Data excerpts
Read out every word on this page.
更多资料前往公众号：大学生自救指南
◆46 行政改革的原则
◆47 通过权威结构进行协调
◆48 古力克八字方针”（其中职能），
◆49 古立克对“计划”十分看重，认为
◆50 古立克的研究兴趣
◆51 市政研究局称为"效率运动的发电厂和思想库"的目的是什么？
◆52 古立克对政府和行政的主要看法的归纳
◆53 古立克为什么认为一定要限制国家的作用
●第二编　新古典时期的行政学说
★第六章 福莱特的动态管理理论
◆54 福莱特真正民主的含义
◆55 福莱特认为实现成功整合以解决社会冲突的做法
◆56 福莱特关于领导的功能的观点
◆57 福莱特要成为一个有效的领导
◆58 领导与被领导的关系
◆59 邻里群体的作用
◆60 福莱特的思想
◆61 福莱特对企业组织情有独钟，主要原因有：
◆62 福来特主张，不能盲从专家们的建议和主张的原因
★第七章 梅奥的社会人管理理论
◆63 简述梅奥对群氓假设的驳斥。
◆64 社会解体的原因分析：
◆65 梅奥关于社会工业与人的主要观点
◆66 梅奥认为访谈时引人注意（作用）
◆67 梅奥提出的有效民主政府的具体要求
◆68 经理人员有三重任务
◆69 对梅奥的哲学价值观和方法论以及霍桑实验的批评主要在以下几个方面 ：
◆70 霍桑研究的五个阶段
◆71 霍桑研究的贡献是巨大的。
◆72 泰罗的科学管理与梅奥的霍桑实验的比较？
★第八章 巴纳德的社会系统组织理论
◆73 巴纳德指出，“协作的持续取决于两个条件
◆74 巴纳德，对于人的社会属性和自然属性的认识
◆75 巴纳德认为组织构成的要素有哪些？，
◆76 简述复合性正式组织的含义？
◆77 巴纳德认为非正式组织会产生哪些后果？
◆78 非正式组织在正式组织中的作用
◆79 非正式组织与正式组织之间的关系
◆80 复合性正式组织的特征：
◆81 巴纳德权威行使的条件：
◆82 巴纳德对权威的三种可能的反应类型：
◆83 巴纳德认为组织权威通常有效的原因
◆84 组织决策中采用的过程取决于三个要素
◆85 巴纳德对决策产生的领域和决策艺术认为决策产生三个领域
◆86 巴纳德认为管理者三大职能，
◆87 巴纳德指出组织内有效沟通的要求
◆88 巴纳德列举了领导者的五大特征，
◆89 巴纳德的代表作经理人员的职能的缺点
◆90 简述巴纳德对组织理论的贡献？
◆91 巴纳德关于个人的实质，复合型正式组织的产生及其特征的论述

...

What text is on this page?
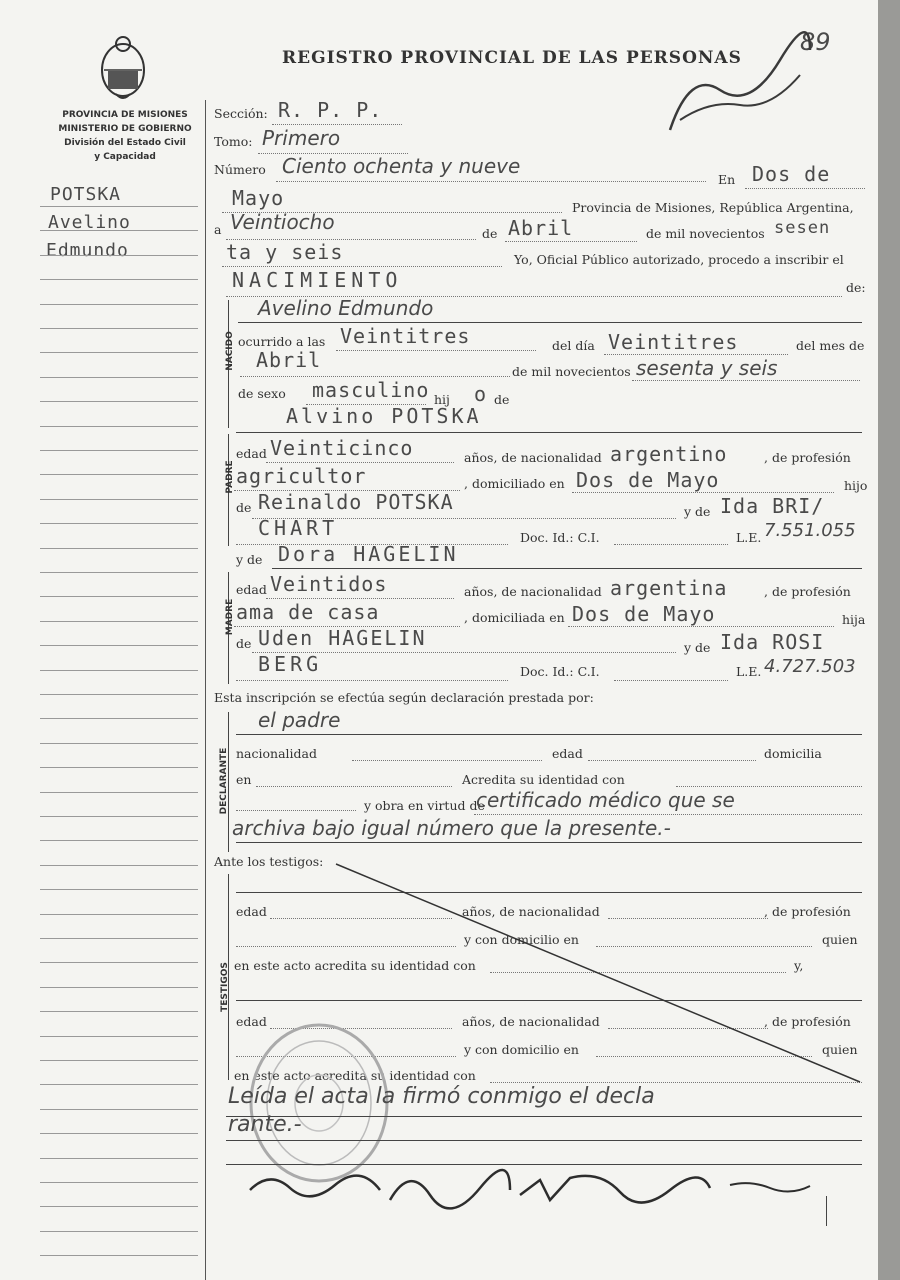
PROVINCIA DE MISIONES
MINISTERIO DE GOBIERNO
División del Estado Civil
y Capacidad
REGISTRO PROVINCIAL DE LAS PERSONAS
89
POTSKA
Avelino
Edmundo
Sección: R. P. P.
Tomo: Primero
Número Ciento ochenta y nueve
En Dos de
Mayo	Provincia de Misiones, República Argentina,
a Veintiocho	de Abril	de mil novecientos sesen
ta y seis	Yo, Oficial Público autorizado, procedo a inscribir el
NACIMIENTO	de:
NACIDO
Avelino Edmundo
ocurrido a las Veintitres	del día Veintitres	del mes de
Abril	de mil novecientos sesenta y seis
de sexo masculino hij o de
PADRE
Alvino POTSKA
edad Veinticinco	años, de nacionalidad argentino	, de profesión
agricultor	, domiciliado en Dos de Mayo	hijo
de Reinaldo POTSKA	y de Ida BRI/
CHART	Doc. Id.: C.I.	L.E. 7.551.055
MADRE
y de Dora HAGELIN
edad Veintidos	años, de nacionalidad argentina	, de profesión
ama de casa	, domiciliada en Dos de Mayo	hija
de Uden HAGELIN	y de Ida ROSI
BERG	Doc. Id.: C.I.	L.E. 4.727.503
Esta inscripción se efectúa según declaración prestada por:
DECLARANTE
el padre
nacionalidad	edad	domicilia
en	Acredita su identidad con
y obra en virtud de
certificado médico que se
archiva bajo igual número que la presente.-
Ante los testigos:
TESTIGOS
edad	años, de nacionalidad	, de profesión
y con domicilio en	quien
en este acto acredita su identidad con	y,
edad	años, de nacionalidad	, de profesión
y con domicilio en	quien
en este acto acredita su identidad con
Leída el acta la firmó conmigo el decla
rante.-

### SHORT TASK
Give the number of lines in the records above that contain the word "acto". Reply with that number alone.

### RESPONSE TO THE TASK
2